[Rows]:
※
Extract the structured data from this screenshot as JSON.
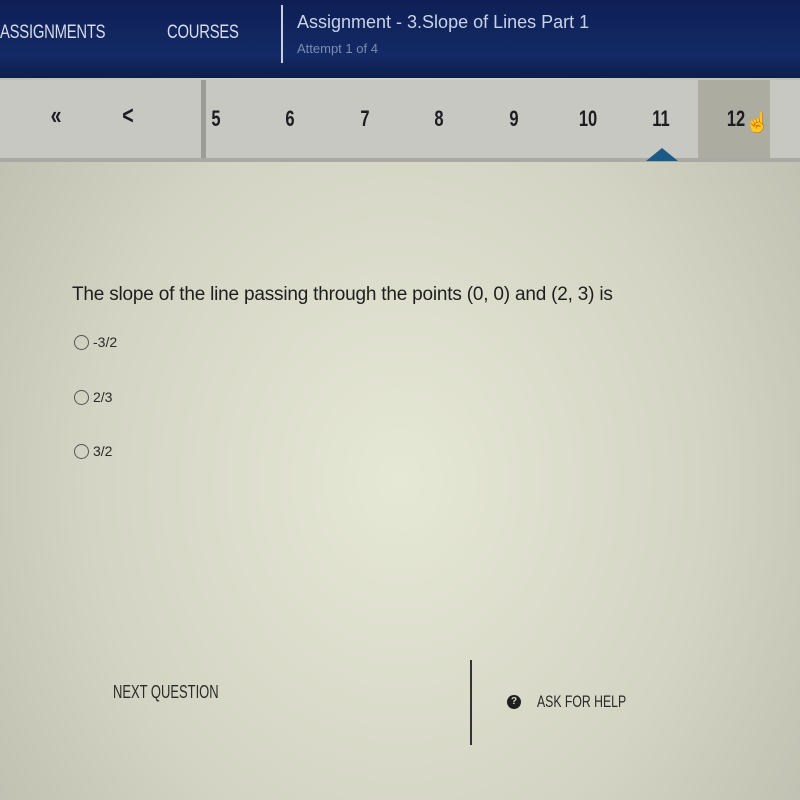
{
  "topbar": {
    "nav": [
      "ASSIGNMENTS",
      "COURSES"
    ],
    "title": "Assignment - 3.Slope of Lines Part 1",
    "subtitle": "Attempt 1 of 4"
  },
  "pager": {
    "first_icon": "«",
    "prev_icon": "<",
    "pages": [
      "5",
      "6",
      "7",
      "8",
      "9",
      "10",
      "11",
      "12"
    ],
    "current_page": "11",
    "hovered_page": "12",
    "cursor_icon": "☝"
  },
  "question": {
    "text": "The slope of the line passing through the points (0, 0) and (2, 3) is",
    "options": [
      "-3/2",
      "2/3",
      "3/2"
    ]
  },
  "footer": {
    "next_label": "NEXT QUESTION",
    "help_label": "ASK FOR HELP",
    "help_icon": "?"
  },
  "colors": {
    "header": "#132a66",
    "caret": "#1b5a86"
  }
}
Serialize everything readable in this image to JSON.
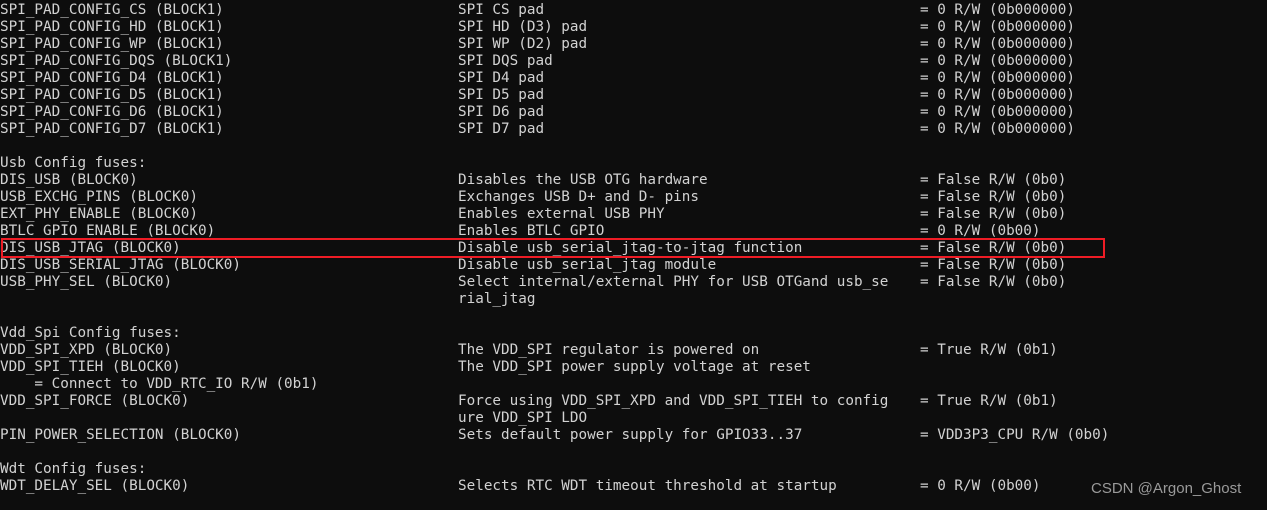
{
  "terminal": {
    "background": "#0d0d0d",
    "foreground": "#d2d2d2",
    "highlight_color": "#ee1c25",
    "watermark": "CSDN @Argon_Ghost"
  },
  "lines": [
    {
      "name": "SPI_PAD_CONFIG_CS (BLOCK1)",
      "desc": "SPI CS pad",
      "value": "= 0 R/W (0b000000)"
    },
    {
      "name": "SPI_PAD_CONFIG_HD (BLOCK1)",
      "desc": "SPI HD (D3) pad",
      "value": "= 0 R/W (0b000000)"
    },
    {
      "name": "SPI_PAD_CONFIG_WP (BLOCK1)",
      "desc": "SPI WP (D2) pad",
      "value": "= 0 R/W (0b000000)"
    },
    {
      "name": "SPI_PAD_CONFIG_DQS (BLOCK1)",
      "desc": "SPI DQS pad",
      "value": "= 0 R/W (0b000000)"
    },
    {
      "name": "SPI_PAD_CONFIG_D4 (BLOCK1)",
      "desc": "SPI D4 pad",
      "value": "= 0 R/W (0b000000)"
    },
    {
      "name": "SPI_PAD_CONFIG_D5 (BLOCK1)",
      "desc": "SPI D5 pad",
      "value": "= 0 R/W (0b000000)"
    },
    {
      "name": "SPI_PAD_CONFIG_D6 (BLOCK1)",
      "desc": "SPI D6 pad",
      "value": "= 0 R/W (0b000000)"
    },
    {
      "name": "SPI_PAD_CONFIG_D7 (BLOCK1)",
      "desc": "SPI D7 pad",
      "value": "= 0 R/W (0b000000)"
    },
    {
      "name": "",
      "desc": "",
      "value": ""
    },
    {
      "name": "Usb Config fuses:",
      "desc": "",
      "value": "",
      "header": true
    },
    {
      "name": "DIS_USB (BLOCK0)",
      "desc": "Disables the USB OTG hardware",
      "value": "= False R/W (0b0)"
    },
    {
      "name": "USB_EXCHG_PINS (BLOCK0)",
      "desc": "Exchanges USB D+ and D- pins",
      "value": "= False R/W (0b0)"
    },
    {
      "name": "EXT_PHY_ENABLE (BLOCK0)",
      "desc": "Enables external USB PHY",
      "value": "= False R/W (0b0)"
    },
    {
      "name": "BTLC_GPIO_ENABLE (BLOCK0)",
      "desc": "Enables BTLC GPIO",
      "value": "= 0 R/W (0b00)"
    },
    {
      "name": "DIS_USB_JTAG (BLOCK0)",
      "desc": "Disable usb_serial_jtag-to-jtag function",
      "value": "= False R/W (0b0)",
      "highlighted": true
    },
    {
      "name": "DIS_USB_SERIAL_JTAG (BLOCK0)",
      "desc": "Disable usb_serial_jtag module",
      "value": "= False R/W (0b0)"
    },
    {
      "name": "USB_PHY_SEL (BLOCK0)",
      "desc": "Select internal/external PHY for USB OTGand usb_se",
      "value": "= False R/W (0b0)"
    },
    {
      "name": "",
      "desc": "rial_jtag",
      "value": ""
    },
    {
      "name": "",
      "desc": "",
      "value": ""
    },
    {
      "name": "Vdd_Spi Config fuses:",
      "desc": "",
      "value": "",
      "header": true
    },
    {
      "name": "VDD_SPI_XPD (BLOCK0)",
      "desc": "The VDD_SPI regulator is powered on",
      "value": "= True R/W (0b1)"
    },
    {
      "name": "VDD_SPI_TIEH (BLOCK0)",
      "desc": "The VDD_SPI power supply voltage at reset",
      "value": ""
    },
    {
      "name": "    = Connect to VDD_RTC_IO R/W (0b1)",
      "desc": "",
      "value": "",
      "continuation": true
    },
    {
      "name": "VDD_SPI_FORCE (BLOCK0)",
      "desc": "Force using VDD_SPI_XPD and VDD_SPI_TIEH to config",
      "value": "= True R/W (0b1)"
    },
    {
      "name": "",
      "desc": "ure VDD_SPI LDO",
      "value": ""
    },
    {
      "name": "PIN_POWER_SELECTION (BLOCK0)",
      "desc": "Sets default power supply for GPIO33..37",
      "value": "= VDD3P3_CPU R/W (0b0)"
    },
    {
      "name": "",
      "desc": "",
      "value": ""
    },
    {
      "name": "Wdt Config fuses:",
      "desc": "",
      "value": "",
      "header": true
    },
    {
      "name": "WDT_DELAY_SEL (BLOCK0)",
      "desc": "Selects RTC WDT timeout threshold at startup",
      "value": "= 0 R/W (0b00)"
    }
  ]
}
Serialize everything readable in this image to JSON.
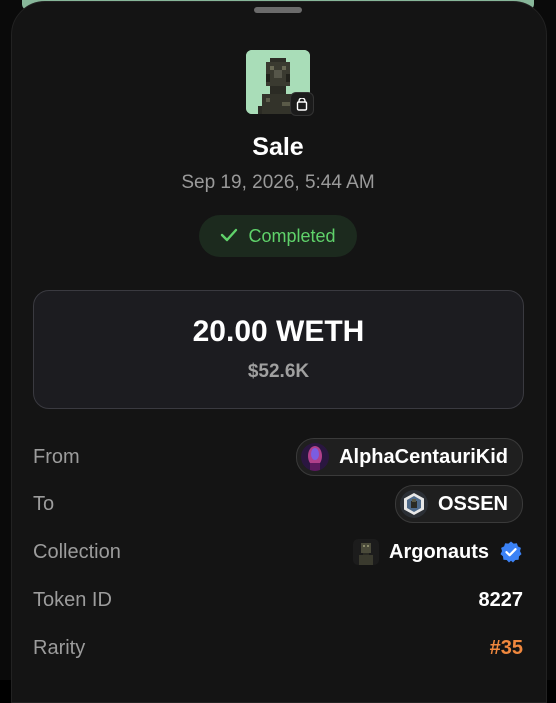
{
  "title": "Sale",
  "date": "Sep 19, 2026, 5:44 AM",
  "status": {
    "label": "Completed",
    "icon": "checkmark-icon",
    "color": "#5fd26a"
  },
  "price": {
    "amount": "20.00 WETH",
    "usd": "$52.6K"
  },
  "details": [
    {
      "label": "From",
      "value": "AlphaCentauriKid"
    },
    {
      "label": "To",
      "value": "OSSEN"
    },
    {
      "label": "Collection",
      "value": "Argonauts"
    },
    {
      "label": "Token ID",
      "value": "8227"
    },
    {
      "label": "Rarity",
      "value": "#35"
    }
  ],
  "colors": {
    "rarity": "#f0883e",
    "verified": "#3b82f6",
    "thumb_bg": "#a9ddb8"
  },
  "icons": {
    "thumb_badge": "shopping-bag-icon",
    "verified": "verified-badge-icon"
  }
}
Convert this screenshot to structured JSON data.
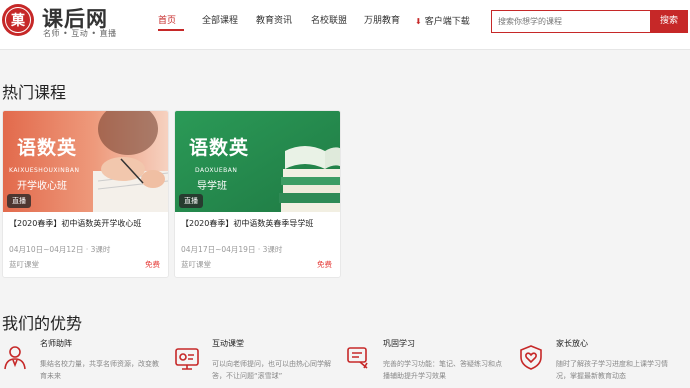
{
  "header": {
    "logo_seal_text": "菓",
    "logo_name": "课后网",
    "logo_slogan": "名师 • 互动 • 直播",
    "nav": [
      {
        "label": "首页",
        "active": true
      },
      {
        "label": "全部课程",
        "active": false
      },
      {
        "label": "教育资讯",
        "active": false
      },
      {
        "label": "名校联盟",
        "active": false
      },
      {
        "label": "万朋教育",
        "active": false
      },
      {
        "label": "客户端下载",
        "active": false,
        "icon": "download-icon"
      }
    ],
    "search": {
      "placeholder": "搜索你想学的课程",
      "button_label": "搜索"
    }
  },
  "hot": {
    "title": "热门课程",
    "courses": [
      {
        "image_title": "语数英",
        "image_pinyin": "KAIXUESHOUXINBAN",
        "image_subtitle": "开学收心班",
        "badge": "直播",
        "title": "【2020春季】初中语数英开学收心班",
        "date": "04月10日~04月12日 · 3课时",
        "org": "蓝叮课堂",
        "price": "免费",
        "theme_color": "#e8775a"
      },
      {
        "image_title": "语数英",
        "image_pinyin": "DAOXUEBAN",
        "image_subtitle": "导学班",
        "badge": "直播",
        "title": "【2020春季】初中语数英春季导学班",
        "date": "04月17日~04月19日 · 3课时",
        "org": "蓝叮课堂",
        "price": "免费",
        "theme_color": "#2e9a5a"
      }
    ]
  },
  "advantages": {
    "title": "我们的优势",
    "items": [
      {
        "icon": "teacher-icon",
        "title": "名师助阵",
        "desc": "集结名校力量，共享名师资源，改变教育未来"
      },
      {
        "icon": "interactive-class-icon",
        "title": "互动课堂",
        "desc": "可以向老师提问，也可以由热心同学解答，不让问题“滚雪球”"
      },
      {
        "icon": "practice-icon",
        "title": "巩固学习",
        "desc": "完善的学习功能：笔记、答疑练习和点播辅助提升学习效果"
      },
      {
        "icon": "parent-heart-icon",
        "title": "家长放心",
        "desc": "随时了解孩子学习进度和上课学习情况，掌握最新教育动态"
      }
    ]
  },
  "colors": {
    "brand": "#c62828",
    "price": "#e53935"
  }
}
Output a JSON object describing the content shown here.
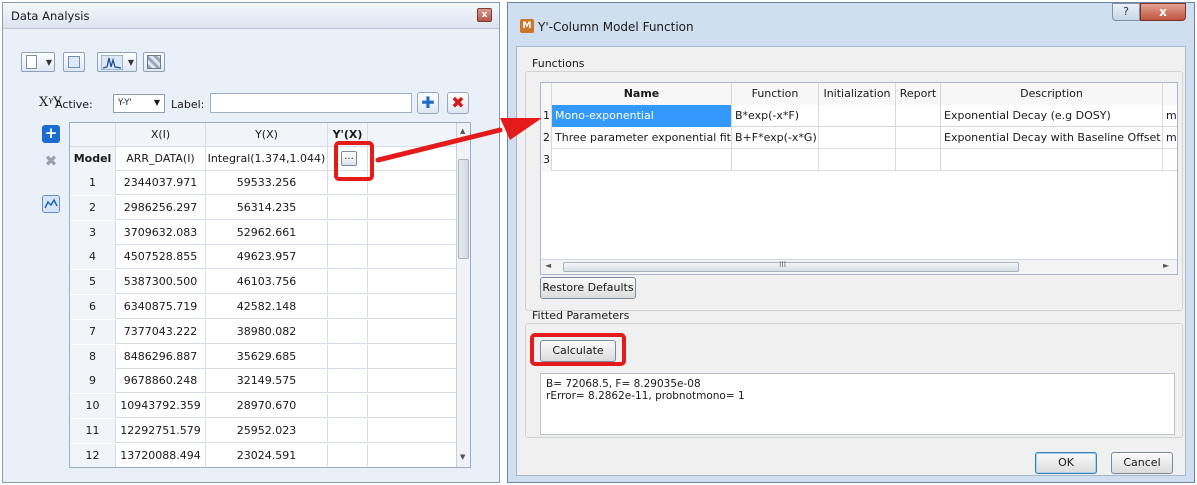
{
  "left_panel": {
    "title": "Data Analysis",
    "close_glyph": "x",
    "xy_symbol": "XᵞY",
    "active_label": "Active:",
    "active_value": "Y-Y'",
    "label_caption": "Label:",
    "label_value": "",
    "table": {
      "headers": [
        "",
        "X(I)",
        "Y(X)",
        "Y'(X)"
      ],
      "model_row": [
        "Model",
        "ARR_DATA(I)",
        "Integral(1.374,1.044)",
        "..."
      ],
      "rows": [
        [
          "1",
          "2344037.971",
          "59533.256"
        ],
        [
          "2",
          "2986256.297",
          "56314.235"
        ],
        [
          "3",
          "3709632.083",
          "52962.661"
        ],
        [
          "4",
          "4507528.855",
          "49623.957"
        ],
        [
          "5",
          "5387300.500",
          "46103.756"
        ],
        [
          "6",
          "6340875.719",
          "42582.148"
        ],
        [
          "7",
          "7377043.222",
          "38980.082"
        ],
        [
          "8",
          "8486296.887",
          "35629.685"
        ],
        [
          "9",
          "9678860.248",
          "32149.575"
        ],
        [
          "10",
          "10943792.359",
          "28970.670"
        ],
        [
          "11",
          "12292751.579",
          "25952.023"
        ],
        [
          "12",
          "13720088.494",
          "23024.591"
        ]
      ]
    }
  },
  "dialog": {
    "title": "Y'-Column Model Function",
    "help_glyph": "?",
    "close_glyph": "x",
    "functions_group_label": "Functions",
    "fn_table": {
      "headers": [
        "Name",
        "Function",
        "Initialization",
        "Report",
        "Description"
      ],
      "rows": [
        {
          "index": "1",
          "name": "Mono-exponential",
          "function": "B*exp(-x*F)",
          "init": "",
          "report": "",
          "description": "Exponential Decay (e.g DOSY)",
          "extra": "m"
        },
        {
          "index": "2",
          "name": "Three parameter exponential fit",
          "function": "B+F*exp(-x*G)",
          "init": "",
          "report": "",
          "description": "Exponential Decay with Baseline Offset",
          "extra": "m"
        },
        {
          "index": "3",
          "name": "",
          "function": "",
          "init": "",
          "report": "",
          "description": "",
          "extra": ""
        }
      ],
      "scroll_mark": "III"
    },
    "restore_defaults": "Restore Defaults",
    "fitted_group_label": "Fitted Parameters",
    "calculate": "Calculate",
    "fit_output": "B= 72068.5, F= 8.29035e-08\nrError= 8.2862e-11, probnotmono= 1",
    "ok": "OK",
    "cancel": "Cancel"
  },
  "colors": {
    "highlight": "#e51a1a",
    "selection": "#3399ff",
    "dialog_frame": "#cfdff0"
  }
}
※
[What you need to do]: Filter the entries above down to the lines containing the word "screenshot".

[Completed exercise]:
Extract the structured data from this screenshot as JSON.
Convert this screenshot to structured JSON data.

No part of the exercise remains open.